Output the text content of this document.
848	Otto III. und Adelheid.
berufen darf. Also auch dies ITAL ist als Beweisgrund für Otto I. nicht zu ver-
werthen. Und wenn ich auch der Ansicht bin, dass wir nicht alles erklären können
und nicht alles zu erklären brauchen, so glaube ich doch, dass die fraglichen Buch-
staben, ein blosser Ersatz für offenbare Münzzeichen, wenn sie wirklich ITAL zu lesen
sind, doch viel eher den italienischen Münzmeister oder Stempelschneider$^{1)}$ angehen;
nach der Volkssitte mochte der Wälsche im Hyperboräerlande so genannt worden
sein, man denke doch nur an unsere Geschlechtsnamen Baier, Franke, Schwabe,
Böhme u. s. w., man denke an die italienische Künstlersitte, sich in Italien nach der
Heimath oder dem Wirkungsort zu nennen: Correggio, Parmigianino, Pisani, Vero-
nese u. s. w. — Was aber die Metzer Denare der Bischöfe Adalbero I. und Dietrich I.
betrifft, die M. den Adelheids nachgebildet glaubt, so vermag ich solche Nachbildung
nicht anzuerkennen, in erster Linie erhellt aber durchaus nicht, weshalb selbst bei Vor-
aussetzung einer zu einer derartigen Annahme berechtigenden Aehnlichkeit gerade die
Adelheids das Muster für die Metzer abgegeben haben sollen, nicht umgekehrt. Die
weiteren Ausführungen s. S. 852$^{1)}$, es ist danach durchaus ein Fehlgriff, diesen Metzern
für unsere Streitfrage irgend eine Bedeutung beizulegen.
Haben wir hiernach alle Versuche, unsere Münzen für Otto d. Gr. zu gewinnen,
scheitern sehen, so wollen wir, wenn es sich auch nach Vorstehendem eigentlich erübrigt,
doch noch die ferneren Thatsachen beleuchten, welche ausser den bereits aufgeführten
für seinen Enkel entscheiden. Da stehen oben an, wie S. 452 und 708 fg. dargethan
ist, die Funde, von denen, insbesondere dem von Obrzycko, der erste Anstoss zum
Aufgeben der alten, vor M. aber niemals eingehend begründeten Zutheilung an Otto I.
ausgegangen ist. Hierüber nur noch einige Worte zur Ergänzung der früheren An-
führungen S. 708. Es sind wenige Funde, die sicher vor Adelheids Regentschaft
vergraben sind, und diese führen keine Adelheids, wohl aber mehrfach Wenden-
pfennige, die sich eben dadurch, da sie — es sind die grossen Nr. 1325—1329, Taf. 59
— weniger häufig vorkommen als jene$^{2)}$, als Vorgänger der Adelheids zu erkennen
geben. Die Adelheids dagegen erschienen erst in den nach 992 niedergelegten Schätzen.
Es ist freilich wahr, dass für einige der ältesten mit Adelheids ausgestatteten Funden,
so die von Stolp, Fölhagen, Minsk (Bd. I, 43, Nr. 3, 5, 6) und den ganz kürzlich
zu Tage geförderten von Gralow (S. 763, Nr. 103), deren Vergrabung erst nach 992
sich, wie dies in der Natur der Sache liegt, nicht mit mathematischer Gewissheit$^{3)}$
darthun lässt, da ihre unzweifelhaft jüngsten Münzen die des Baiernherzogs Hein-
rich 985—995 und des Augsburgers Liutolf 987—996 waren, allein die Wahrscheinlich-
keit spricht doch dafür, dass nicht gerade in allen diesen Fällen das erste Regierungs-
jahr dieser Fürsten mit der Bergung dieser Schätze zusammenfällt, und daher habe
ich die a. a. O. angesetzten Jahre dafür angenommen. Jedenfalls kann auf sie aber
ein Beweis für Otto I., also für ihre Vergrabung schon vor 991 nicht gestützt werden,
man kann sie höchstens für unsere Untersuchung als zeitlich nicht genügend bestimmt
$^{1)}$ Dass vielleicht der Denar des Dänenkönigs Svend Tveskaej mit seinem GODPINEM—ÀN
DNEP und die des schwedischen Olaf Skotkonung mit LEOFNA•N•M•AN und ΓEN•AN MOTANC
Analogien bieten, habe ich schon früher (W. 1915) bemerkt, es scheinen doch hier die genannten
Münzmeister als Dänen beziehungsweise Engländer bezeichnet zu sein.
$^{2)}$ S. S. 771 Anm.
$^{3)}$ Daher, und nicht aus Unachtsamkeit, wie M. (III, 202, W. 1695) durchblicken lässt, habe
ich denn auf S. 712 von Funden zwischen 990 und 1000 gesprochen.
★ ★ ★ ★
**Aim of the task**
Transcription of the listing must be exact and complete.

**Response box**
Output the text content of this document.
848	Otto III. und Adelheid.
berufen darf. Also auch dies ITAL ist als Beweisgrund für Otto I. nicht zu ver-
werthen. Und wenn ich auch der Ansicht bin, dass wir nicht alles erklären können
und nicht alles zu erklären brauchen, so glaube ich doch, dass die fraglichen Buch-
staben, ein blosser Ersatz für offenbare Münzzeichen, wenn sie wirklich ITAL zu lesen
sind, doch viel eher den italienischen Münzmeister oder Stempelschneider$^{1)}$ angehen;
nach der Volkssitte mochte der Wälsche im Hyperboräerlande so genannt worden
sein, man denke doch nur an unsere Geschlechtsnamen Baier, Franke, Schwabe,
Böhme u. s. w., man denke an die italienische Künstlersitte, sich in Italien nach der
Heimath oder dem Wirkungsort zu nennen: Correggio, Parmigianino, Pisani, Vero-
nese u. s. w. — Was aber die Metzer Denare der Bischöfe Adalbero I. und Dietrich I.
betrifft, die M. den Adelheids nachgebildet glaubt, so vermag ich solche Nachbildung
nicht anzuerkennen, in erster Linie erhellt aber durchaus nicht, weshalb selbst bei Vor-
aussetzung einer zu einer derartigen Annahme berechtigenden Aehnlichkeit gerade die
Adelheids das Muster für die Metzer abgegeben haben sollen, nicht umgekehrt. Die
weiteren Ausführungen s. S. 852$^{1)}$, es ist danach durchaus ein Fehlgriff, diesen Metzern
für unsere Streitfrage irgend eine Bedeutung beizulegen.
Haben wir hiernach alle Versuche, unsere Münzen für Otto d. Gr. zu gewinnen,
scheitern sehen, so wollen wir, wenn es sich auch nach Vorstehendem eigentlich erübrigt,
doch noch die ferneren Thatsachen beleuchten, welche ausser den bereits aufgeführten
für seinen Enkel entscheiden. Da stehen oben an, wie S. 452 und 708 fg. dargethan
ist, die Funde, von denen, insbesondere dem von Obrzycko, der erste Anstoss zum
Aufgeben der alten, vor M. aber niemals eingehend begründeten Zutheilung an Otto I.
ausgegangen ist. Hierüber nur noch einige Worte zur Ergänzung der früheren An-
führungen S. 708. Es sind wenige Funde, die sicher vor Adelheids Regentschaft
vergraben sind, und diese führen keine Adelheids, wohl aber mehrfach Wenden-
pfennige, die sich eben dadurch, da sie — es sind die grossen Nr. 1325—1329, Taf. 59
— weniger häufig vorkommen als jene$^{2)}$, als Vorgänger der Adelheids zu erkennen
geben. Die Adelheids dagegen erschienen erst in den nach 992 niedergelegten Schätzen.
Es ist freilich wahr, dass für einige der ältesten mit Adelheids ausgestatteten Funden,
so die von Stolp, Fölhagen, Minsk (Bd. I, 43, Nr. 3, 5, 6) und den ganz kürzlich
zu Tage geförderten von Gralow (S. 763, Nr. 103), deren Vergrabung erst nach 992
sich, wie dies in der Natur der Sache liegt, nicht mit mathematischer Gewissheit$^{3)}$
darthun lässt, da ihre unzweifelhaft jüngsten Münzen die des Baiernherzogs Hein-
rich 985—995 und des Augsburgers Liutolf 987—996 waren, allein die Wahrscheinlich-
keit spricht doch dafür, dass nicht gerade in allen diesen Fällen das erste Regierungs-
jahr dieser Fürsten mit der Bergung dieser Schätze zusammenfällt, und daher habe
ich die a. a. O. angesetzten Jahre dafür angenommen. Jedenfalls kann auf sie aber
ein Beweis für Otto I., also für ihre Vergrabung schon vor 991 nicht gestützt werden,
man kann sie höchstens für unsere Untersuchung als zeitlich nicht genügend bestimmt
$^{1)}$ Dass vielleicht der Denar des Dänenkönigs Svend Tveskaej mit seinem GODPINEM—ÀN
DNEP und die des schwedischen Olaf Skotkonung mit LEOFNA•N•M•AN und ΓEN•AN MOTANC
Analogien bieten, habe ich schon früher (W. 1915) bemerkt, es scheinen doch hier die genannten
Münzmeister als Dänen beziehungsweise Engländer bezeichnet zu sein.
$^{2)}$ S. S. 771 Anm.
$^{3)}$ Daher, und nicht aus Unachtsamkeit, wie M. (III, 202, W. 1695) durchblicken lässt, habe
ich denn auf S. 712 von Funden zwischen 990 und 1000 gesprochen.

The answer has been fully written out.